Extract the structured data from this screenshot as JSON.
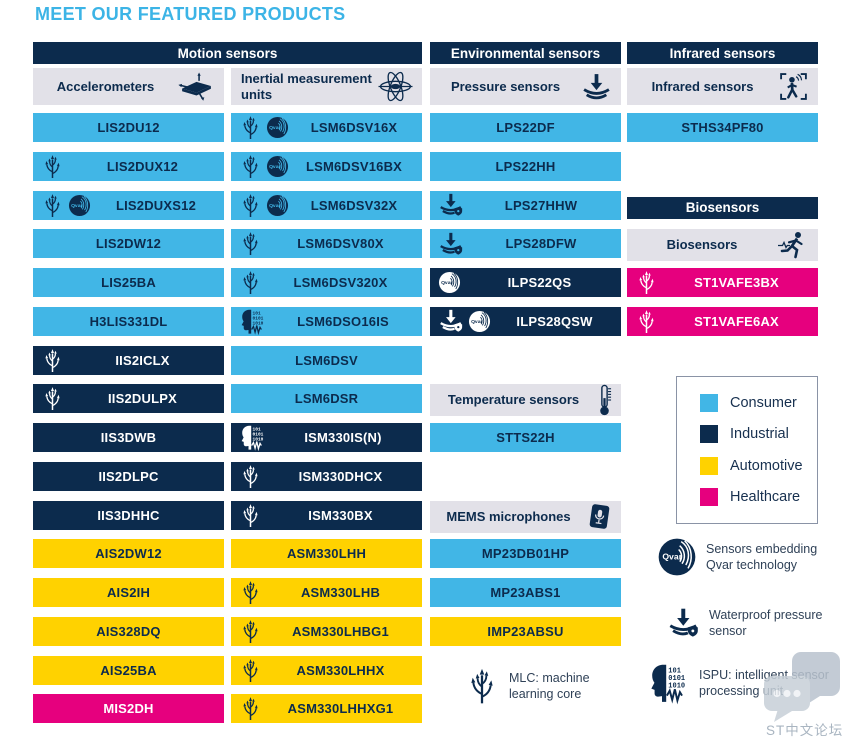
{
  "title": "MEET OUR FEATURED PRODUCTS",
  "watermark": {
    "text": "ST中文论坛",
    "icon": "chat-bubbles-icon"
  },
  "colors": {
    "consumer": "#41B6E6",
    "industrial": "#0C2B4D",
    "automotive": "#FFD200",
    "healthcare": "#E6007E",
    "header_bg": "#0C2B4D",
    "subheader_bg": "#E2E1E8",
    "title": "#3CB4E6"
  },
  "group_headers": [
    {
      "label": "Motion sensors",
      "col": 0,
      "span": 2
    },
    {
      "label": "Environmental sensors",
      "col": 2,
      "span": 1
    },
    {
      "label": "Infrared sensors",
      "col": 3,
      "span": 1
    }
  ],
  "subheaders": [
    {
      "label": "Accelerometers",
      "icon": "accelerometer-icon",
      "col": 0,
      "two_line": false
    },
    {
      "label": "Inertial measurement units",
      "icon": "gyroscope-icon",
      "col": 1,
      "two_line": true
    },
    {
      "label": "Pressure sensors",
      "icon": "pressure-icon",
      "col": 2,
      "two_line": false
    },
    {
      "label": "Infrared sensors",
      "icon": "infrared-icon",
      "col": 3,
      "two_line": false
    }
  ],
  "columns": [
    {
      "items": [
        {
          "slot": 0,
          "type": "product",
          "label": "LIS2DU12",
          "category": "consumer",
          "icons": []
        },
        {
          "slot": 1,
          "type": "product",
          "label": "LIS2DUX12",
          "category": "consumer",
          "icons": [
            "mlc-icon"
          ]
        },
        {
          "slot": 2,
          "type": "product",
          "label": "LIS2DUXS12",
          "category": "consumer",
          "icons": [
            "mlc-icon",
            "qvar-icon"
          ]
        },
        {
          "slot": 3,
          "type": "product",
          "label": "LIS2DW12",
          "category": "consumer",
          "icons": []
        },
        {
          "slot": 4,
          "type": "product",
          "label": "LIS25BA",
          "category": "consumer",
          "icons": []
        },
        {
          "slot": 5,
          "type": "product",
          "label": "H3LIS331DL",
          "category": "consumer",
          "icons": []
        },
        {
          "slot": 6,
          "type": "product",
          "label": "IIS2ICLX",
          "category": "industrial",
          "icons": [
            "mlc-icon"
          ]
        },
        {
          "slot": 7,
          "type": "product",
          "label": "IIS2DULPX",
          "category": "industrial",
          "icons": [
            "mlc-icon"
          ]
        },
        {
          "slot": 8,
          "type": "product",
          "label": "IIS3DWB",
          "category": "industrial",
          "icons": []
        },
        {
          "slot": 9,
          "type": "product",
          "label": "IIS2DLPC",
          "category": "industrial",
          "icons": []
        },
        {
          "slot": 10,
          "type": "product",
          "label": "IIS3DHHC",
          "category": "industrial",
          "icons": []
        },
        {
          "slot": 11,
          "type": "product",
          "label": "AIS2DW12",
          "category": "automotive",
          "icons": []
        },
        {
          "slot": 12,
          "type": "product",
          "label": "AIS2IH",
          "category": "automotive",
          "icons": []
        },
        {
          "slot": 13,
          "type": "product",
          "label": "AIS328DQ",
          "category": "automotive",
          "icons": []
        },
        {
          "slot": 14,
          "type": "product",
          "label": "AIS25BA",
          "category": "automotive",
          "icons": []
        },
        {
          "slot": 15,
          "type": "product",
          "label": "MIS2DH",
          "category": "healthcare",
          "icons": []
        }
      ]
    },
    {
      "items": [
        {
          "slot": 0,
          "type": "product",
          "label": "LSM6DSV16X",
          "category": "consumer",
          "icons": [
            "mlc-icon",
            "qvar-icon"
          ]
        },
        {
          "slot": 1,
          "type": "product",
          "label": "LSM6DSV16BX",
          "category": "consumer",
          "icons": [
            "mlc-icon",
            "qvar-icon"
          ]
        },
        {
          "slot": 2,
          "type": "product",
          "label": "LSM6DSV32X",
          "category": "consumer",
          "icons": [
            "mlc-icon",
            "qvar-icon"
          ]
        },
        {
          "slot": 3,
          "type": "product",
          "label": "LSM6DSV80X",
          "category": "consumer",
          "icons": [
            "mlc-icon"
          ]
        },
        {
          "slot": 4,
          "type": "product",
          "label": "LSM6DSV320X",
          "category": "consumer",
          "icons": [
            "mlc-icon"
          ]
        },
        {
          "slot": 5,
          "type": "product",
          "label": "LSM6DSO16IS",
          "category": "consumer",
          "icons": [
            "ispu-icon"
          ]
        },
        {
          "slot": 6,
          "type": "product",
          "label": "LSM6DSV",
          "category": "consumer",
          "icons": []
        },
        {
          "slot": 7,
          "type": "product",
          "label": "LSM6DSR",
          "category": "consumer",
          "icons": []
        },
        {
          "slot": 8,
          "type": "product",
          "label": "ISM330IS(N)",
          "category": "industrial",
          "icons": [
            "ispu-icon"
          ]
        },
        {
          "slot": 9,
          "type": "product",
          "label": "ISM330DHCX",
          "category": "industrial",
          "icons": [
            "mlc-icon"
          ]
        },
        {
          "slot": 10,
          "type": "product",
          "label": "ISM330BX",
          "category": "industrial",
          "icons": [
            "mlc-icon"
          ]
        },
        {
          "slot": 11,
          "type": "product",
          "label": "ASM330LHH",
          "category": "automotive",
          "icons": []
        },
        {
          "slot": 12,
          "type": "product",
          "label": "ASM330LHB",
          "category": "automotive",
          "icons": [
            "mlc-icon"
          ]
        },
        {
          "slot": 13,
          "type": "product",
          "label": "ASM330LHBG1",
          "category": "automotive",
          "icons": [
            "mlc-icon"
          ]
        },
        {
          "slot": 14,
          "type": "product",
          "label": "ASM330LHHX",
          "category": "automotive",
          "icons": [
            "mlc-icon"
          ]
        },
        {
          "slot": 15,
          "type": "product",
          "label": "ASM330LHHXG1",
          "category": "automotive",
          "icons": [
            "mlc-icon"
          ]
        }
      ]
    },
    {
      "items": [
        {
          "slot": 0,
          "type": "product",
          "label": "LPS22DF",
          "category": "consumer",
          "icons": []
        },
        {
          "slot": 1,
          "type": "product",
          "label": "LPS22HH",
          "category": "consumer",
          "icons": []
        },
        {
          "slot": 2,
          "type": "product",
          "label": "LPS27HHW",
          "category": "consumer",
          "icons": [
            "waterproof-icon"
          ]
        },
        {
          "slot": 3,
          "type": "product",
          "label": "LPS28DFW",
          "category": "consumer",
          "icons": [
            "waterproof-icon"
          ]
        },
        {
          "slot": 4,
          "type": "product",
          "label": "ILPS22QS",
          "category": "industrial",
          "icons": [
            "qvar-icon"
          ]
        },
        {
          "slot": 5,
          "type": "product",
          "label": "ILPS28QSW",
          "category": "industrial",
          "icons": [
            "waterproof-icon",
            "qvar-icon"
          ]
        },
        {
          "slot": 7,
          "type": "subheader",
          "label": "Temperature sensors",
          "icon": "thermometer-icon"
        },
        {
          "slot": 8,
          "type": "product",
          "label": "STTS22H",
          "category": "consumer",
          "icons": []
        },
        {
          "slot": 10,
          "type": "subheader",
          "label": "MEMS microphones",
          "icon": "microphone-icon"
        },
        {
          "slot": 11,
          "type": "product",
          "label": "MP23DB01HP",
          "category": "consumer",
          "icons": []
        },
        {
          "slot": 12,
          "type": "product",
          "label": "MP23ABS1",
          "category": "consumer",
          "icons": []
        },
        {
          "slot": 13,
          "type": "product",
          "label": "IMP23ABSU",
          "category": "automotive",
          "icons": []
        }
      ]
    },
    {
      "items": [
        {
          "slot": 0,
          "type": "product",
          "label": "STHS34PF80",
          "category": "consumer",
          "icons": []
        },
        {
          "slot": 2,
          "type": "groupheader",
          "label": "Biosensors"
        },
        {
          "slot": 3,
          "type": "subheader",
          "label": "Biosensors",
          "icon": "biosensor-icon"
        },
        {
          "slot": 4,
          "type": "product",
          "label": "ST1VAFE3BX",
          "category": "healthcare",
          "icons": [
            "mlc-icon"
          ]
        },
        {
          "slot": 5,
          "type": "product",
          "label": "ST1VAFE6AX",
          "category": "healthcare",
          "icons": [
            "mlc-icon"
          ]
        }
      ]
    }
  ],
  "legend": {
    "items": [
      {
        "label": "Consumer",
        "color": "#41B6E6"
      },
      {
        "label": "Industrial",
        "color": "#0C2B4D"
      },
      {
        "label": "Automotive",
        "color": "#FFD200"
      },
      {
        "label": "Healthcare",
        "color": "#E6007E"
      }
    ]
  },
  "footnotes": [
    {
      "id": "mlc",
      "icon": "mlc-icon",
      "lines": [
        "MLC: machine",
        "learning core"
      ]
    },
    {
      "id": "qvar",
      "icon": "qvar-icon",
      "lines": [
        "Sensors embedding",
        "Qvar technology"
      ]
    },
    {
      "id": "waterproof",
      "icon": "waterproof-icon",
      "lines": [
        "Waterproof pressure",
        "sensor"
      ]
    },
    {
      "id": "ispu",
      "icon": "ispu-icon",
      "lines": [
        "ISPU: intelligent sensor",
        "processing unit"
      ]
    }
  ]
}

+++

Stated exercise: Pull out all lines containing "Biosensors".

The completed task:
          "label": "Biosensors"
          "label": "Biosensors",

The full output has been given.